* WORK TO COMPLETE
Select every line holding the word "ἀπόφασιν" and copy it.

* DATA TO USE
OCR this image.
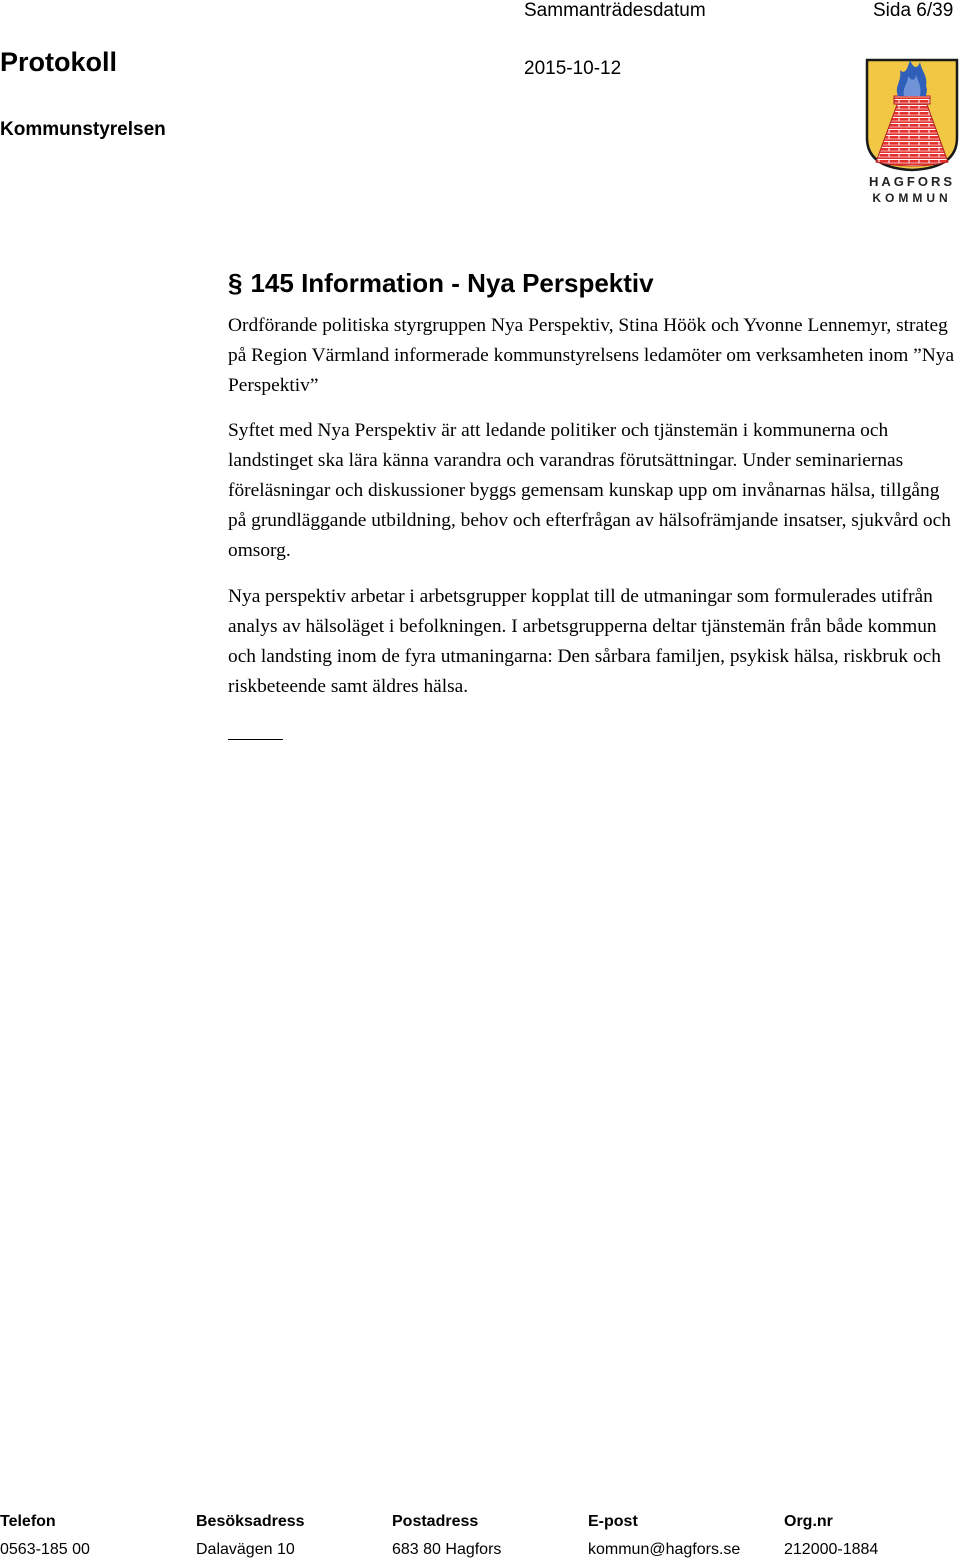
Sammanträdesdatum	Sida 6/39
Protokoll	2015-10-12
Kommunstyrelsen
HAGFORS
KOMMUN
§ 145 Information - Nya Perspektiv

Ordförande politiska styrgruppen Nya Perspektiv, Stina Höök och Yvonne Lennemyr, strateg på Region Värmland informerade kommunstyrelsens ledamöter om verksamheten inom ”Nya Perspektiv”

Syftet med Nya Perspektiv är att ledande politiker och tjänstemän i kommunerna och landstinget ska lära känna varandra och varandras förutsättningar. Under seminariernas föreläsningar och diskussioner byggs gemensam kunskap upp om invånarnas hälsa, tillgång på grundläggande utbildning, behov och efterfrågan av hälsofrämjande insatser, sjukvård och omsorg.

Nya perspektiv arbetar i arbetsgrupper kopplat till de utmaningar som formulerades utifrån analys av hälsoläget i befolkningen. I arbetsgrupperna deltar tjänstemän från både kommun och landsting inom de fyra utmaningarna: Den sårbara familjen, psykisk hälsa, riskbruk och riskbeteende samt äldres hälsa.

Telefon
0563-185 00
Besöksadress
Dalavägen 10
Postadress
683 80 Hagfors
E-post
kommun@hagfors.se
Org.nr
212000-1884
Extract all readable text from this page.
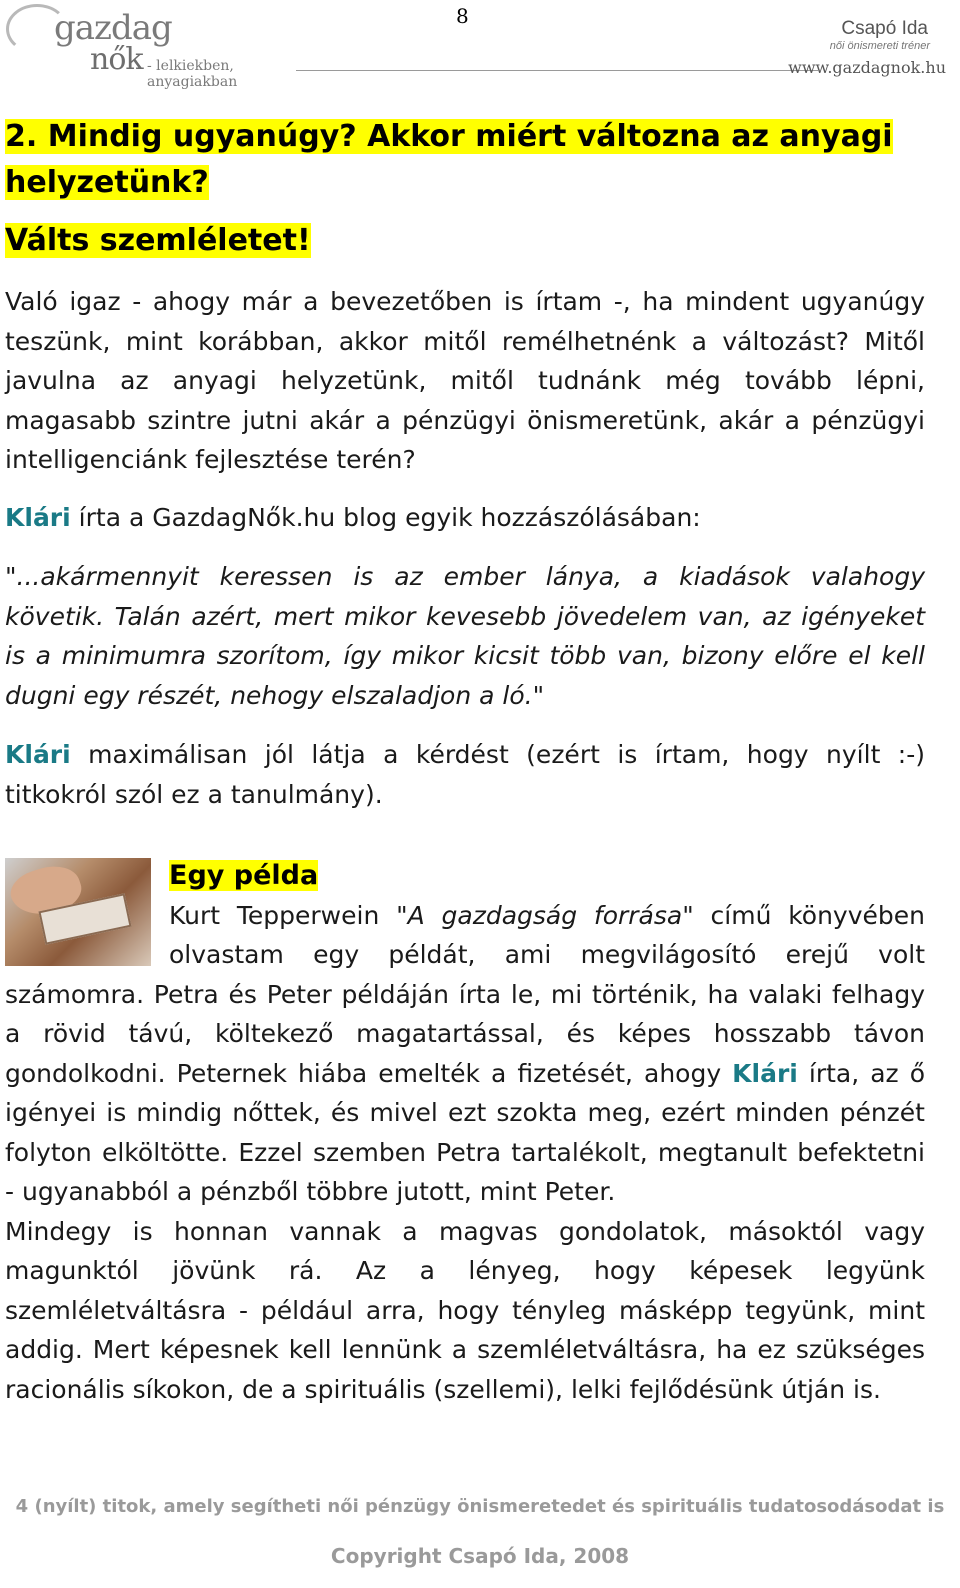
gazdag
nők - lelkiekben, anyagiakban
8
Csapó Ida
női önismereti tréner
www.gazdagnok.hu
2. Mindig ugyanúgy? Akkor miért változna az anyagi helyzetünk?
Válts szemléletet!

Való igaz - ahogy már a bevezetőben is írtam -, ha mindent ugyanúgy teszünk, mint korábban, akkor mitől remélhetnénk a változást? Mitől javulna az anyagi helyzetünk, mitől tudnánk még tovább lépni, magasabb szintre jutni akár a pénzügyi önismeretünk, akár a pénzügyi intelligenciánk fejlesztése terén?

Klári írta a GazdagNők.hu blog egyik hozzászólásában:

"...akármennyit keressen is az ember lánya, a kiadások valahogy követik. Talán azért, mert mikor kevesebb jövedelem van, az igényeket is a minimumra szorítom, így mikor kicsit több van, bizony előre el kell dugni egy részét, nehogy elszaladjon a ló."

Klári maximálisan jól látja a kérdést (ezért is írtam, hogy nyílt :-) titkokról szól ez a tanulmány).

Egy példa

Kurt Tepperwein "A gazdagság forrása" című könyvében olvastam egy példát, ami megvilágosító erejű volt számomra. Petra és Peter példáján írta le, mi történik, ha valaki felhagy a rövid távú, költekező magatartással, és képes hosszabb távon gondolkodni. Peternek hiába emelték a fizetését, ahogy Klári írta, az ő igényei is mindig nőttek, és mivel ezt szokta meg, ezért minden pénzét folyton elköltötte. Ezzel szemben Petra tartalékolt, megtanult befektetni - ugyanabból a pénzből többre jutott, mint Peter.

Mindegy is honnan vannak a magvas gondolatok, másoktól vagy magunktól jövünk rá. Az a lényeg, hogy képesek legyünk szemléletváltásra - például arra, hogy tényleg másképp tegyünk, mint addig. Mert képesnek kell lennünk a szemléletváltásra, ha ez szükséges racionális síkokon, de a spirituális (szellemi), lelki fejlődésünk útján is.

4 (nyílt) titok, amely segítheti női pénzügy önismeretedet és spirituális tudatosodásodat is
Copyright Csapó Ida, 2008
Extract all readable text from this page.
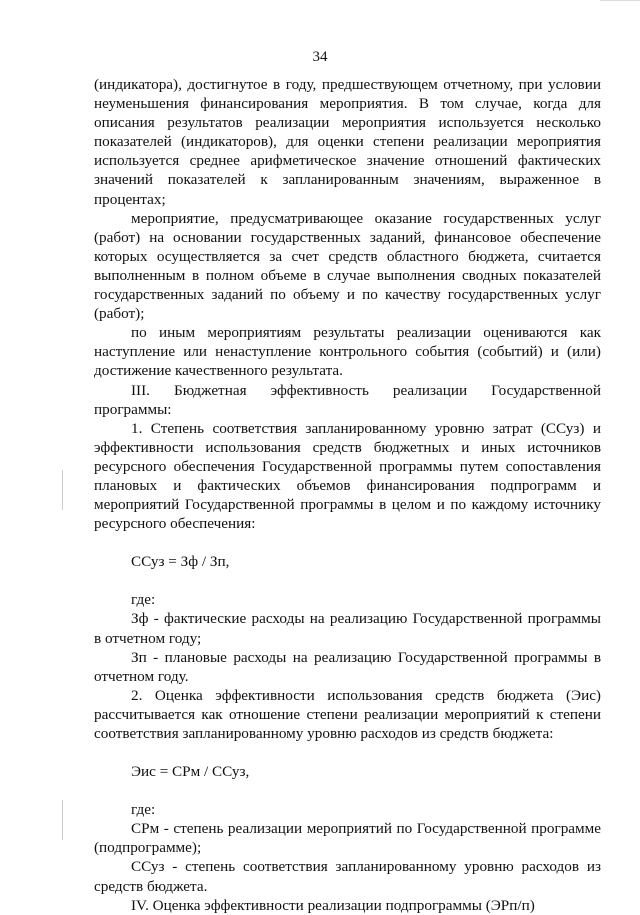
34

(индикатора), достигнутое в году, предшествующем отчетному, при условии неуменьшения финансирования мероприятия. В том случае, когда для описания результатов реализации мероприятия используется несколько показателей (индикаторов), для оценки степени реализации мероприятия используется среднее арифметическое значение отношений фактических значений показателей к запланированным значениям, выраженное в процентах;

мероприятие, предусматривающее оказание государственных услуг (работ) на основании государственных заданий, финансовое обеспечение которых осуществляется за счет средств областного бюджета, считается выполненным в полном объеме в случае выполнения сводных показателей государственных заданий по объему и по качеству государственных услуг (работ);

по иным мероприятиям результаты реализации оцениваются как наступление или ненаступление контрольного события (событий) и (или) достижение качественного результата.

III. Бюджетная эффективность реализации Государственной программы:

1. Степень соответствия запланированному уровню затрат (ССуз) и эффективности использования средств бюджетных и иных источников ресурсного обеспечения Государственной программы путем сопоставления плановых и фактических объемов финансирования подпрограмм и мероприятий Государственной программы в целом и по каждому источнику ресурсного обеспечения:

ССуз = Зф / Зп,

где:

Зф - фактические расходы на реализацию Государственной программы в отчетном году;

Зп - плановые расходы на реализацию Государственной программы в отчетном году.

2. Оценка эффективности использования средств бюджета (Эис) рассчитывается как отношение степени реализации мероприятий к степени соответствия запланированному уровню расходов из средств бюджета:

Эис = СРм / ССуз,

где:

СРм - степень реализации мероприятий по Государственной программе (подпрограмме);

ССуз - степень соответствия запланированному уровню расходов из средств бюджета.

IV. Оценка эффективности реализации подпрограммы (ЭРп/п)
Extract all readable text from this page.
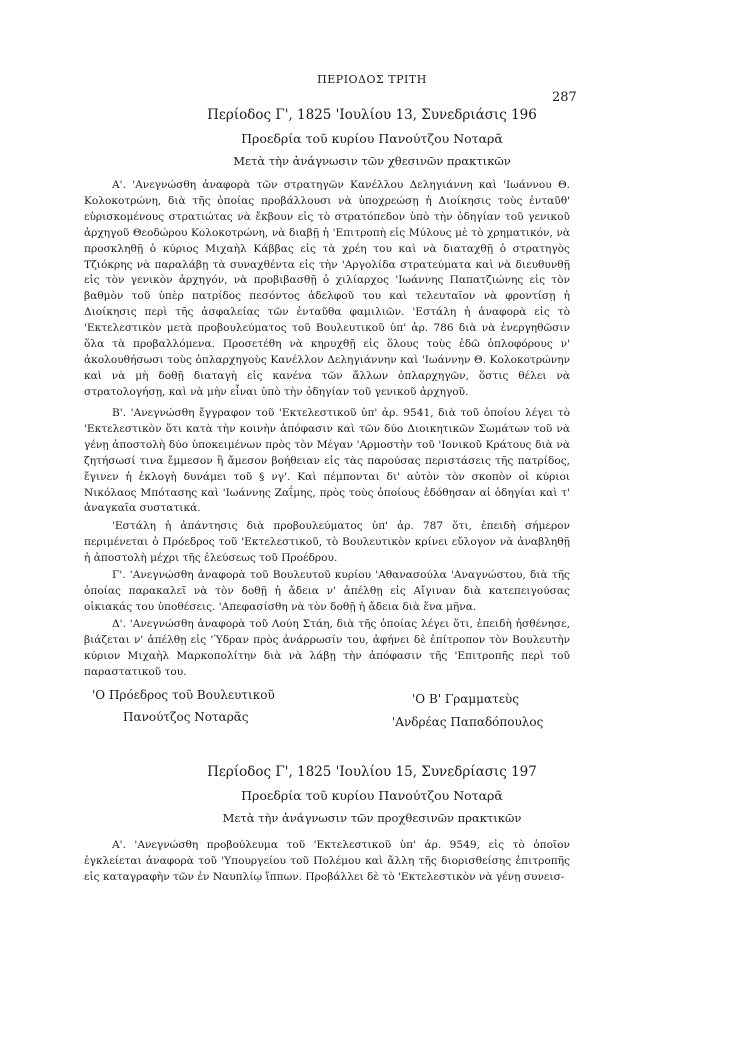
ΠΕΡΙΟΔΟΣ ΤΡΙΤΗ
287
Περίοδος Γ', 1825 'Ιουλίου 13, Συνεδριάσις 196
Προεδρία τοῦ κυρίου Πανούτζου Νοταρᾶ
Μετὰ τὴν ἀνάγνωσιν τῶν χθεσινῶν πρακτικῶν

Α'. 'Ανεγνώσθη ἀναφορὰ τῶν στρατηγῶν Κανέλλου Δεληγιάννη καὶ 'Ιωάννου Θ. Κολοκοτρώνη, διὰ τῆς ὁποίας προβάλλουσι νὰ ὑποχρεώσῃ ἡ Διοίκησις τοὺς ἐνταῦθ' εὑρισκομένους στρατιώτας νὰ ἔκβουν εἰς τὸ στρατόπεδον ὑπὸ τὴν ὁδηγίαν τοῦ γενικοῦ ἀρχηγοῦ Θεοδώρου Κολοκοτρώνη, νὰ διαβῇ ἡ 'Επιτροπὴ εἰς Μύλους μὲ τὸ χρηματικόν, νὰ προσκληθῇ ὁ κύριος Μιχαὴλ Κάββας εἰς τὰ χρέη του καὶ νὰ διαταχθῇ ὁ στρατηγὸς Τζιόκρης νὰ παραλάβῃ τὰ συναχθέντα εἰς τὴν 'Αργολίδα στρατεύματα καὶ νὰ διευθυνθῇ εἰς τὸν γενικὸν ἀρχηγόν, νὰ προβιβασθῇ ὁ χιλίαρχος 'Ιωάννης Παπατζιώνης εἰς τὸν βαθμὸν τοῦ ὑπὲρ πατρίδος πεσόντος ἀδελφοῦ του καὶ τελευταῖον νὰ φροντίσῃ ἡ Διοίκησις περὶ τῆς ἀσφαλείας τῶν ἐνταῦθα φαμιλιῶν. 'Εστάλη ἡ ἀναφορὰ εἰς τὸ 'Εκτελεστικὸν μετὰ προβουλεύματος τοῦ Βουλευτικοῦ ὑπ' ἀρ. 786 διὰ νὰ ἐνεργηθῶσιν ὅλα τὰ προβαλλόμενα. Προσετέθη νὰ κηρυχθῇ εἰς ὅλους τοὺς ἐδῶ ὁπλοφόρους ν' ἀκολουθήσωσι τοὺς ὁπλαρχηγοὺς Κανέλλον Δεληγιάννην καὶ 'Ιωάννην Θ. Κολοκοτρώνην καὶ νὰ μὴ δοθῇ διαταγὴ εἰς κανένα τῶν ἄλλων ὁπλαρχηγῶν, ὅστις θέλει νὰ στρατολογήσῃ, καὶ νὰ μὴν εἶναι ὑπὸ τὴν ὁδηγίαν τοῦ γενικοῦ ἀρχηγοῦ.

Β'. 'Ανεγνώσθη ἔγγραφον τοῦ 'Εκτελεστικοῦ ὑπ' ἀρ. 9541, διὰ τοῦ ὁποίου λέγει τὸ 'Εκτελεστικὸν ὅτι κατὰ τὴν κοινὴν ἀπόφασιν καὶ τῶν δύο Διοικητικῶν Σωμάτων τοῦ νὰ γένῃ ἀποστολὴ δύο ὑποκειμένων πρὸς τὸν Μέγαν 'Αρμοστὴν τοῦ 'Ιονικοῦ Κράτους διὰ νὰ ζητήσωσί τινα ἔμμεσον ἢ ἄμεσον βοήθειαν εἰς τὰς παρούσας περιστάσεις τῆς πατρίδος, ἔγινεν ἡ ἐκλογὴ δυνάμει τοῦ § νγ'. Καὶ πέμπονται δι' αὐτὸν τὸν σκοπὸν οἱ κύριοι Νικόλαος Μπότασης καὶ 'Ιωάννης Ζαΐμης, πρὸς τοὺς ὁποίους ἐδόθησαν αἱ ὁδηγίαι καὶ τ' ἀναγκαῖα συστατικά.

'Εστάλη ἡ ἀπάντησις διὰ προβουλεύματος ὑπ' ἀρ. 787 ὅτι, ἐπειδὴ σήμερον περιμένεται ὁ Πρόεδρος τοῦ 'Εκτελεστικοῦ, τὸ Βουλευτικὸν κρίνει εὔλογον νὰ ἀναβληθῇ ἡ ἀποστολὴ μέχρι τῆς ἐλεύσεως τοῦ Προέδρου.

Γ'. 'Ανεγνώσθη ἀναφορὰ τοῦ Βουλευτοῦ κυρίου 'Αθανασούλα 'Αναγνώστου, διὰ τῆς ὁποίας παρακαλεῖ νὰ τὸν δοθῇ ἡ ἄδεια ν' ἀπέλθῃ εἰς Αἴγιναν διὰ κατεπειγούσας οἰκιακάς του ὑποθέσεις. 'Απεφασίσθη νὰ τὸν δοθῇ ἡ ἄδεια διὰ ἕνα μῆνα.

Δ'. 'Ανεγνώσθη ἀναφορὰ τοῦ Λούη Στάη, διὰ τῆς ὁποίας λέγει ὅτι, ἐπειδὴ ἠσθένησε, βιάζεται ν' ἀπέλθῃ εἰς 'Ύδραν πρὸς ἀνάρρωσίν του, ἀφήνει δὲ ἐπίτροπον τὸν Βουλευτὴν κύριον Μιχαὴλ Μαρκοπολίτην διὰ νὰ λάβῃ τὴν ἀπόφασιν τῆς 'Επιτροπῆς περὶ τοῦ παραστατικοῦ του.

'Ο Πρόεδρος τοῦ Βουλευτικοῦ
Πανούτζος Νοταρᾶς
'Ο Β' Γραμματεὺς
'Ανδρέας Παπαδόπουλος
Περίοδος Γ', 1825 'Ιουλίου 15, Συνεδρίασις 197
Προεδρία τοῦ κυρίου Πανούτζου Νοταρᾶ
Μετὰ τὴν ἀνάγνωσιν τῶν προχθεσινῶν πρακτικῶν

Α'. 'Ανεγνώσθη προβούλευμα τοῦ 'Εκτελεστικοῦ ὑπ' ἀρ. 9549, εἰς τὸ ὁποῖον ἐγκλείεται ἀναφορὰ τοῦ 'Υπουργείου τοῦ Πολέμου καὶ ἄλλη τῆς διορισθείσης ἐπιτροπῆς εἰς καταγραφὴν τῶν ἐν Ναυπλίῳ ἵππων. Προβάλλει δὲ τὸ 'Εκτελεστικὸν νὰ γένῃ συνεισ-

* EXPECTED OUTPUT
Β'. 'Ανεγνώσθη ἔγγραφον τοῦ 'Εκτελεστικοῦ ὑπ' ἀρ. 9541, διὰ τοῦ ὁποίου λέγει τὸ 'Εκτελεστικὸν ὅτι κατὰ τὴν κοινὴν ἀπόφασιν καὶ τῶν δύο Διοικητικῶν Σωμάτων τοῦ νὰ γένῃ ἀποστολὴ δύο ὑποκειμένων πρὸς τὸν Μέγαν 'Αρμοστὴν τοῦ 'Ιονικοῦ Κράτους διὰ νὰ ζητήσωσί τινα ἔμμεσον ἢ ἄμεσον βοήθειαν εἰς τὰς παρούσας περιστάσεις τῆς πατρίδος, ἔγινεν ἡ ἐκλογὴ δυνάμει τοῦ § νγ'. Καὶ πέμπονται δι' αὐτὸν τὸν σκοπὸν οἱ κύριοι Νικόλαος Μπότασης καὶ 'Ιωάννης Ζαΐμης, πρὸς τοὺς ὁποίους ἐδόθησαν αἱ ὁδηγίαι καὶ τ' ἀναγκαῖα συστατικά.
Δ'. 'Ανεγνώσθη ἀναφορὰ τοῦ Λούη Στάη, διὰ τῆς ὁποίας λέγει ὅτι, ἐπειδὴ ἠσθένησε, βιάζεται ν' ἀπέλθῃ εἰς 'Ύδραν πρὸς ἀνάρρωσίν του, ἀφήνει δὲ ἐπίτροπον τὸν Βουλευτὴν κύριον Μιχαὴλ Μαρκοπολίτην διὰ νὰ λάβῃ τὴν ἀπόφασιν τῆς 'Επιτροπῆς περὶ τοῦ παραστατικοῦ του.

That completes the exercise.